§ PROVIDED MATERIAL:

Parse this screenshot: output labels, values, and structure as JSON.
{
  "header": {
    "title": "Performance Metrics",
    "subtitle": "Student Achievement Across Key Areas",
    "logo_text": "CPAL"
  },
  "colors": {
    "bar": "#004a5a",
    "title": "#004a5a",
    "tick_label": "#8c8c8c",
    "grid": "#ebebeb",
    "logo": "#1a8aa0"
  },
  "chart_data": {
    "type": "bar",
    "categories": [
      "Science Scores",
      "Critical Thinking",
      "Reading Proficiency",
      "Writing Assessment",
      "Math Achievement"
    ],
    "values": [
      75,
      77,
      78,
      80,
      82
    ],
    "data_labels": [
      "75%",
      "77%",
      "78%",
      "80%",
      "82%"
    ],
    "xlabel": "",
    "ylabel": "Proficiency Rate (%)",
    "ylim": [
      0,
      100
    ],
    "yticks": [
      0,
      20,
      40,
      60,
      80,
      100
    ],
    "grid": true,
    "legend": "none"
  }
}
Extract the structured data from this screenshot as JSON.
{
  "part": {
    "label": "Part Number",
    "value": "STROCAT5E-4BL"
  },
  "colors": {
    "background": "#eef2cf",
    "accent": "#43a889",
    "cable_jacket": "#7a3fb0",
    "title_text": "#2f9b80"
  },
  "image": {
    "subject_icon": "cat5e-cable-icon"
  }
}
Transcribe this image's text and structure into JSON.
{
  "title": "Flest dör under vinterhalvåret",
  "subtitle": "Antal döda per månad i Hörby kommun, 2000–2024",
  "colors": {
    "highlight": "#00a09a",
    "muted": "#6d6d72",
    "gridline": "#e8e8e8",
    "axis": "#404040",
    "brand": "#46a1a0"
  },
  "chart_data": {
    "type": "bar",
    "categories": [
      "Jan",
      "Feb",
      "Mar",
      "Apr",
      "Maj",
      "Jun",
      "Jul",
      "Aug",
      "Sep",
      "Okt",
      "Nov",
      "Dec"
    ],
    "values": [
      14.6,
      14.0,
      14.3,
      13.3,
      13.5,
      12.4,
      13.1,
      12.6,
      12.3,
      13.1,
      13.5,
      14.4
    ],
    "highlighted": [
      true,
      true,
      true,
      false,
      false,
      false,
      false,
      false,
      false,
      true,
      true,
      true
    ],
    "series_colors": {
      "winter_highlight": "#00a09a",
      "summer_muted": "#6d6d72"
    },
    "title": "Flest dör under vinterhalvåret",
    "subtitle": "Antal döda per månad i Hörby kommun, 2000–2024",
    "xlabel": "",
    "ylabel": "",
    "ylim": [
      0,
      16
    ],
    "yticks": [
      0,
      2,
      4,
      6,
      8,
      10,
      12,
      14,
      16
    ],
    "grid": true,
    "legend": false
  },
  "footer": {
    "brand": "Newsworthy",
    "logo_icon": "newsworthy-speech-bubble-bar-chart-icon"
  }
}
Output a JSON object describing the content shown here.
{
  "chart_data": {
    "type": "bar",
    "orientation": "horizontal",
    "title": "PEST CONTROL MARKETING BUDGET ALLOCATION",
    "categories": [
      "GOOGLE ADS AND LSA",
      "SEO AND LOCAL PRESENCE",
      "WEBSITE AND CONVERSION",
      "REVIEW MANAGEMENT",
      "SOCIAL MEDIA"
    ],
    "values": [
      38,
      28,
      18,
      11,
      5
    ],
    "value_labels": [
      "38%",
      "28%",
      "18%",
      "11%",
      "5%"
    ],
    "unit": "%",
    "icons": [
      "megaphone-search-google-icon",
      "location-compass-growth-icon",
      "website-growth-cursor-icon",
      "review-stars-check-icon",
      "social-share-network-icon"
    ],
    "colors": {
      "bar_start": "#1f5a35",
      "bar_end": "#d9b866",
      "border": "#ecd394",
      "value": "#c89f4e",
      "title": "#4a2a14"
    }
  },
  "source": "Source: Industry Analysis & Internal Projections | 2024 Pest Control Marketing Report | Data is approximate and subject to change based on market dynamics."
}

§ REQUIRED TASK:
Gather up every line from the listing above in which the word "subtitle" occurs.

§ REPLY TO THE TASK:
    "subtitle": "Student Achievement Across Key Areas",
  "subtitle": "Antal döda per månad i Hörby kommun, 2000–2024",
    "subtitle": "Antal döda per månad i Hörby kommun, 2000–2024",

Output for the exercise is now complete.